• WHAT TO WORK ON
Copy out all lines of the records in which the word "рабочих" appears.

• EXERCISE MATERIALS

+ + + + + + +

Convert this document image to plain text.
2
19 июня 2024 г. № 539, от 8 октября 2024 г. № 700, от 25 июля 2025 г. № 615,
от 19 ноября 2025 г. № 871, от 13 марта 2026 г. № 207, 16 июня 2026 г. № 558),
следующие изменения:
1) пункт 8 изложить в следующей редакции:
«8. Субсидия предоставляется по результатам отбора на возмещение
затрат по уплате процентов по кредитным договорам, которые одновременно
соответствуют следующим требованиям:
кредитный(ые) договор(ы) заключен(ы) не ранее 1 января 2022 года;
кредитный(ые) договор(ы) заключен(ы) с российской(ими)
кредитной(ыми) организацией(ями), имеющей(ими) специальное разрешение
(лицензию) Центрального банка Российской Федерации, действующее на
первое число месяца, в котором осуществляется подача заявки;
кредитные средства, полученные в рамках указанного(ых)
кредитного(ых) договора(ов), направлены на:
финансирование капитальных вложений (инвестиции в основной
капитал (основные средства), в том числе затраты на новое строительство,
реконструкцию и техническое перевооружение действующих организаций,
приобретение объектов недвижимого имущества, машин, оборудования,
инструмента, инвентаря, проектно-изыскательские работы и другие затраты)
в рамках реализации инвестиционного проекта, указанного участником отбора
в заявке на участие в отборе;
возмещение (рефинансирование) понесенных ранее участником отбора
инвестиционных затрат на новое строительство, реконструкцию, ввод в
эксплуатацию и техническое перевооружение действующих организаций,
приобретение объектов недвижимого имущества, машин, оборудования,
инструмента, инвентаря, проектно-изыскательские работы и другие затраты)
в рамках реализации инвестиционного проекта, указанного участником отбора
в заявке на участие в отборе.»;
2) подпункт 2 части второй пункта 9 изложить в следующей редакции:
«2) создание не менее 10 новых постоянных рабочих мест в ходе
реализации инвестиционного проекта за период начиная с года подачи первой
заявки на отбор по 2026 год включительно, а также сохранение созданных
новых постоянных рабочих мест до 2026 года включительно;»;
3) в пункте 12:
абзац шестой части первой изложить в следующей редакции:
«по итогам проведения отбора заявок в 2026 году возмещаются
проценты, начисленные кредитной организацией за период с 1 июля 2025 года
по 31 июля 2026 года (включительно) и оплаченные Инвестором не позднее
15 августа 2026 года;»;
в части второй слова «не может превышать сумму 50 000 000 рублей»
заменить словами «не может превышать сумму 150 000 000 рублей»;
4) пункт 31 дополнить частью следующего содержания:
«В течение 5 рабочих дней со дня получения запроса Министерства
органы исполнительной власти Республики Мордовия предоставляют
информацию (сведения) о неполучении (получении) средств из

+ + + + + + +

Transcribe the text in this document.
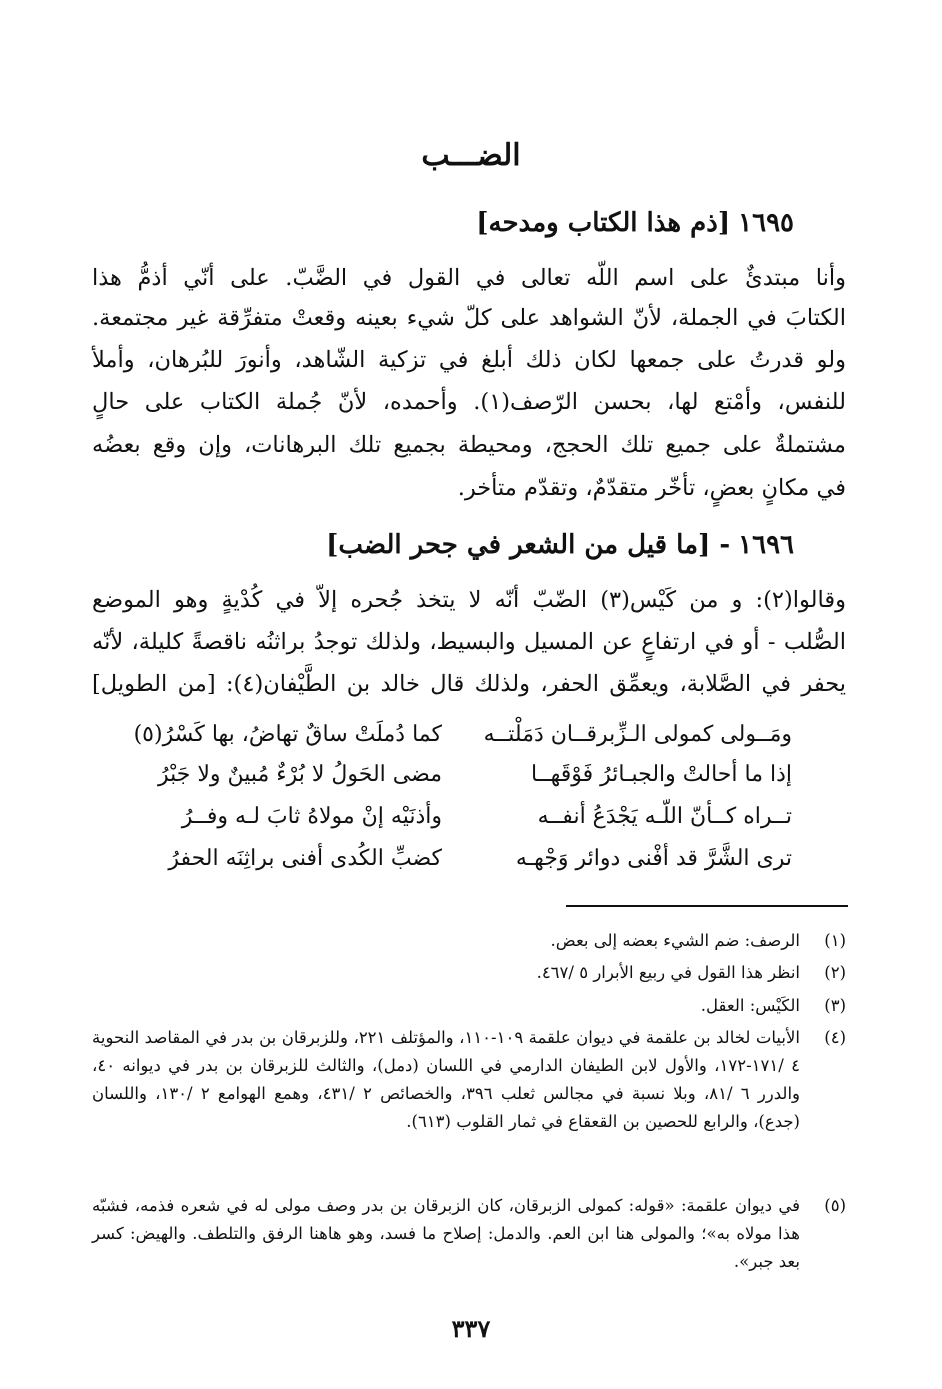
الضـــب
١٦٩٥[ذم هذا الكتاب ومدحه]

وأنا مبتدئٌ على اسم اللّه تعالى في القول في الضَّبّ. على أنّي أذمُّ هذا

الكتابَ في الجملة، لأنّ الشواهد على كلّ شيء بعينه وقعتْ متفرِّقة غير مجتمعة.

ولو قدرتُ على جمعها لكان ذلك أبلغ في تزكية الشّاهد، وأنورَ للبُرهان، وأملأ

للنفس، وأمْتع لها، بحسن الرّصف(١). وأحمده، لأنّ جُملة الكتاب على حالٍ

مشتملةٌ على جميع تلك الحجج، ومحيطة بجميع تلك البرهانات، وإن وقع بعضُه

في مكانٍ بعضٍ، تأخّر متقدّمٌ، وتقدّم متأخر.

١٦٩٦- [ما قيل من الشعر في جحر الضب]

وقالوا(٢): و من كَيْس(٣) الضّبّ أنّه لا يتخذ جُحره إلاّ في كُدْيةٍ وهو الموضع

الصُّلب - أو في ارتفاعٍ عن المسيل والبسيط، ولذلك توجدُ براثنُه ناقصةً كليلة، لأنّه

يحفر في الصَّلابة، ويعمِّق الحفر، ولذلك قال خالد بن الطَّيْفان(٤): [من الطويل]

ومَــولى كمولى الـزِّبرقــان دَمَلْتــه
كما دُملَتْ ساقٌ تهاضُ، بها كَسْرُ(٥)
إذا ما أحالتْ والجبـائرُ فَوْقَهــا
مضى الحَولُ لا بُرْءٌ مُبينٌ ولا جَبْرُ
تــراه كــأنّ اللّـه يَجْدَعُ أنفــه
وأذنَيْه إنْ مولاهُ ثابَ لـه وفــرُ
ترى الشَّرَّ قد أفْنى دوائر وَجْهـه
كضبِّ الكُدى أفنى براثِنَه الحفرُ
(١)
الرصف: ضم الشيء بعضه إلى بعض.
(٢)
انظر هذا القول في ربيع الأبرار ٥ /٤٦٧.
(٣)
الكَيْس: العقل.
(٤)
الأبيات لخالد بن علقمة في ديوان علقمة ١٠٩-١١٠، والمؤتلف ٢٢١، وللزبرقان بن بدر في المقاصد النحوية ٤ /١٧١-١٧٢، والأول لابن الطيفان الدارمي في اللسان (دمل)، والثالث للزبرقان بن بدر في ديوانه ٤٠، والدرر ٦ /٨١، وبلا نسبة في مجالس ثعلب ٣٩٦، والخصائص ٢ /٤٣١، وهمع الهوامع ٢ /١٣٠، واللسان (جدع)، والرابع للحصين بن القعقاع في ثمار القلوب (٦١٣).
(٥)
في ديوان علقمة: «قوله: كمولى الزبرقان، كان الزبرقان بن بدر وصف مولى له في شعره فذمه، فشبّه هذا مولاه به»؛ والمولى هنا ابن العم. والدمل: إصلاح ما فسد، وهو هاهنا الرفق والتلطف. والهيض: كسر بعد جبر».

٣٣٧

+ + + + + + +

• THE SOLUTION
«2) создание не менее 10 новых постоянных рабочих мест в ходе
новых постоянных рабочих мест до 2026 года включительно;»;
«В течение 5 рабочих дней со дня получения запроса Министерства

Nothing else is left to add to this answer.